Saved entries
%%

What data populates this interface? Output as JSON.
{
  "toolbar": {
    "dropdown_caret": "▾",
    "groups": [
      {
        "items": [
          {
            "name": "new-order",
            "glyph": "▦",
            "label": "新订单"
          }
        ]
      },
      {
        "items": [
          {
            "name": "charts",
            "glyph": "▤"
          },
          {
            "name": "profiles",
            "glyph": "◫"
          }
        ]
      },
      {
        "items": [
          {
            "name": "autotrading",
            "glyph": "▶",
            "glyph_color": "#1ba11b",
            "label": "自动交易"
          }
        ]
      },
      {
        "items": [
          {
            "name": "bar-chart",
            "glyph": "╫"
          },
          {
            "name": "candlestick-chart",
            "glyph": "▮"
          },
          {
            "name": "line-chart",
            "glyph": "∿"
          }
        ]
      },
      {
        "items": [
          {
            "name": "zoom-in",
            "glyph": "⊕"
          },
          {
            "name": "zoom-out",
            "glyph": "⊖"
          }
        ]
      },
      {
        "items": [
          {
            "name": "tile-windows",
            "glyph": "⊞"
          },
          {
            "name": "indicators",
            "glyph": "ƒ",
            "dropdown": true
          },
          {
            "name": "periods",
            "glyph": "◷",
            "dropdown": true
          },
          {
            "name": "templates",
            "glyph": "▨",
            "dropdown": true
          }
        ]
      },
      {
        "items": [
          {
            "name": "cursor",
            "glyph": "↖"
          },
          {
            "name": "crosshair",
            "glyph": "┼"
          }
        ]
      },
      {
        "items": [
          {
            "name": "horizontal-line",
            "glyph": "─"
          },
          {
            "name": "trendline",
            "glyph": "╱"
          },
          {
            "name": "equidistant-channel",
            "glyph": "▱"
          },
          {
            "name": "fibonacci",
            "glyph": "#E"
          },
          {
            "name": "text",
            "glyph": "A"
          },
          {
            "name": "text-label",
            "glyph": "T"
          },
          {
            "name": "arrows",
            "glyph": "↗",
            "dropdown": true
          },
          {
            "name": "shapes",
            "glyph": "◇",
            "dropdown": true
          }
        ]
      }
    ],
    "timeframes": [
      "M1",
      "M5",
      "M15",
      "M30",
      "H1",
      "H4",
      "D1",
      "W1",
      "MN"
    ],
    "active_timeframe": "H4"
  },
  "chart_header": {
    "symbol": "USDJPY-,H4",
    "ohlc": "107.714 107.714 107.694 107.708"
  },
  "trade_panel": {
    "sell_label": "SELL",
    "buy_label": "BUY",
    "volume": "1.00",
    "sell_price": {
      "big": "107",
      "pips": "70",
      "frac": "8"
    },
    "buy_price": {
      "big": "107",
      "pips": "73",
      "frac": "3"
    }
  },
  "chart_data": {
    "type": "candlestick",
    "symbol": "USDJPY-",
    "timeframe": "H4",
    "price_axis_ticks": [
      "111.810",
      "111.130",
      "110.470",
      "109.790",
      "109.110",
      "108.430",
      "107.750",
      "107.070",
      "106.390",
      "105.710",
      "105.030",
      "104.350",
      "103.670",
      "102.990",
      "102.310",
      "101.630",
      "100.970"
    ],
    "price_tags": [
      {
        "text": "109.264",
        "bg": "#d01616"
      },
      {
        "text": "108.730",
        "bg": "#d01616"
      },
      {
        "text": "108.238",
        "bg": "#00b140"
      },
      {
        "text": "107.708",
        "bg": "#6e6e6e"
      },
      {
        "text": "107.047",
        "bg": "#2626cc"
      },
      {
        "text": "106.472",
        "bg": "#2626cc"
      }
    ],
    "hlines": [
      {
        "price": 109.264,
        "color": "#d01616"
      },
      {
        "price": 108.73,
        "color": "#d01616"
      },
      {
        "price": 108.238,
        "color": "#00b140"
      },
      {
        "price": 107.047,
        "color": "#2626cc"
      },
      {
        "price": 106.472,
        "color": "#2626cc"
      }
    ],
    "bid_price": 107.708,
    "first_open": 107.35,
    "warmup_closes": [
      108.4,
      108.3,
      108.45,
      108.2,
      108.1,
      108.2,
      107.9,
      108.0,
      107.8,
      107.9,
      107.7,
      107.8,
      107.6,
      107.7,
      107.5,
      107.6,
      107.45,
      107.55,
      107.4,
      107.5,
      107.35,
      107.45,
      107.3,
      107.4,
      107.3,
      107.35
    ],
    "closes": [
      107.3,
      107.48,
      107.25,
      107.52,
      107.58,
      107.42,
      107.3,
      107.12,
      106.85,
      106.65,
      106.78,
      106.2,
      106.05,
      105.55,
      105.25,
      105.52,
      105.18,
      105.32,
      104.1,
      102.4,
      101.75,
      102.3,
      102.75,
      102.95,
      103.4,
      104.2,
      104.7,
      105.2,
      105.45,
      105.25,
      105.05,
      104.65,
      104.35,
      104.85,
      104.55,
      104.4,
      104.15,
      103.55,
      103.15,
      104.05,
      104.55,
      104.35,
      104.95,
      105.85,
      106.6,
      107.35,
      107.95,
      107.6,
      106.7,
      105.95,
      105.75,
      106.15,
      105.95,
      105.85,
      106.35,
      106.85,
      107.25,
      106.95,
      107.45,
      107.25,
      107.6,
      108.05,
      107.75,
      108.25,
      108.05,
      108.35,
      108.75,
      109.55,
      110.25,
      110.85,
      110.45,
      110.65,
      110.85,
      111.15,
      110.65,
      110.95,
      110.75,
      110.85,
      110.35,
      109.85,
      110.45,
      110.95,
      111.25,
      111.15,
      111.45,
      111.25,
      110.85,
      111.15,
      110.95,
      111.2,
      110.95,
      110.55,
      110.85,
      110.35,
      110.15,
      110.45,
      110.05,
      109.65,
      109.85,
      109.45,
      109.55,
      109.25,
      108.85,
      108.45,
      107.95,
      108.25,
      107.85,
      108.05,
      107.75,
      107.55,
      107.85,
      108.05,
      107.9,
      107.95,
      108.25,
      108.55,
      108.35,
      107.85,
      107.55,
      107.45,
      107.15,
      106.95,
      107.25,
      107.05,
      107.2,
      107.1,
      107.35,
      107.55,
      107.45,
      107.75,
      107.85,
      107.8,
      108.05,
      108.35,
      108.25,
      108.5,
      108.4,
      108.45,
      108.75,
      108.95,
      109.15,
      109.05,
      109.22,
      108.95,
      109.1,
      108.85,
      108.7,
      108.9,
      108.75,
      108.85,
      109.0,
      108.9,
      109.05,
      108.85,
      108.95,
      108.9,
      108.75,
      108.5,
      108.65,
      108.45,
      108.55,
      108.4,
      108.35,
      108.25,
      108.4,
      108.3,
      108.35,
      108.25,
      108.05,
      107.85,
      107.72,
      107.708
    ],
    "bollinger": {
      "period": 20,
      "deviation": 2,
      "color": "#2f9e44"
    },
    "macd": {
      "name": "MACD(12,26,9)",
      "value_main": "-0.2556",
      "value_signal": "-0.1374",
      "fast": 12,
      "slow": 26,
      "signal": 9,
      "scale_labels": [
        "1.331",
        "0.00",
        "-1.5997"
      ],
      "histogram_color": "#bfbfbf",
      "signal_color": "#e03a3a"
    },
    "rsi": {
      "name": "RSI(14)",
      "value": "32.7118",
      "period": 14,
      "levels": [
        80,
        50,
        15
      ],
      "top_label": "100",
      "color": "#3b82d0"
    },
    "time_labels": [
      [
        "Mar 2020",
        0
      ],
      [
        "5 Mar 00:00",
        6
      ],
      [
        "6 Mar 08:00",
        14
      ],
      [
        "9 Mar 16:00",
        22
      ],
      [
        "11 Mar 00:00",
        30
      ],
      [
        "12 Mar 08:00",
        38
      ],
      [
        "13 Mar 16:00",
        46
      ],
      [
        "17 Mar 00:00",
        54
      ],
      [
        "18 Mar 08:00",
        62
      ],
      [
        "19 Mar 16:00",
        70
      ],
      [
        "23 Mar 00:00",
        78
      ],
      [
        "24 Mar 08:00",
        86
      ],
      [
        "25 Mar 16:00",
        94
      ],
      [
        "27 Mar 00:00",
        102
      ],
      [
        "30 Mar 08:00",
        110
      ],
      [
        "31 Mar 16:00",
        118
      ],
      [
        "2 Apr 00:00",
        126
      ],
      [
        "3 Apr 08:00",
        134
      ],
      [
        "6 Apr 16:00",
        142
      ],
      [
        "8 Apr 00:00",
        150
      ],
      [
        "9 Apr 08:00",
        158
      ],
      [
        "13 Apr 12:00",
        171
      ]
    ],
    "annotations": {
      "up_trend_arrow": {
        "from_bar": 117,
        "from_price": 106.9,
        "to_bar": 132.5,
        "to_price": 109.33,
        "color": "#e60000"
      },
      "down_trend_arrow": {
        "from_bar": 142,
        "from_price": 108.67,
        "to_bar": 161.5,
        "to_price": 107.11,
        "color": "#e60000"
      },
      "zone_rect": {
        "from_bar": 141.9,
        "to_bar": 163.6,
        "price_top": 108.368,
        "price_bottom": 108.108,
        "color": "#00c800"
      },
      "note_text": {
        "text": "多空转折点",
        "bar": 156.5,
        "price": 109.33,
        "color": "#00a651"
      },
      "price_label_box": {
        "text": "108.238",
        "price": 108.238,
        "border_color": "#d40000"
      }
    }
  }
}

%%

● Task prompt
Only the count is needed: the number of lines in the data that include the word "candlestick".

● Written reply
2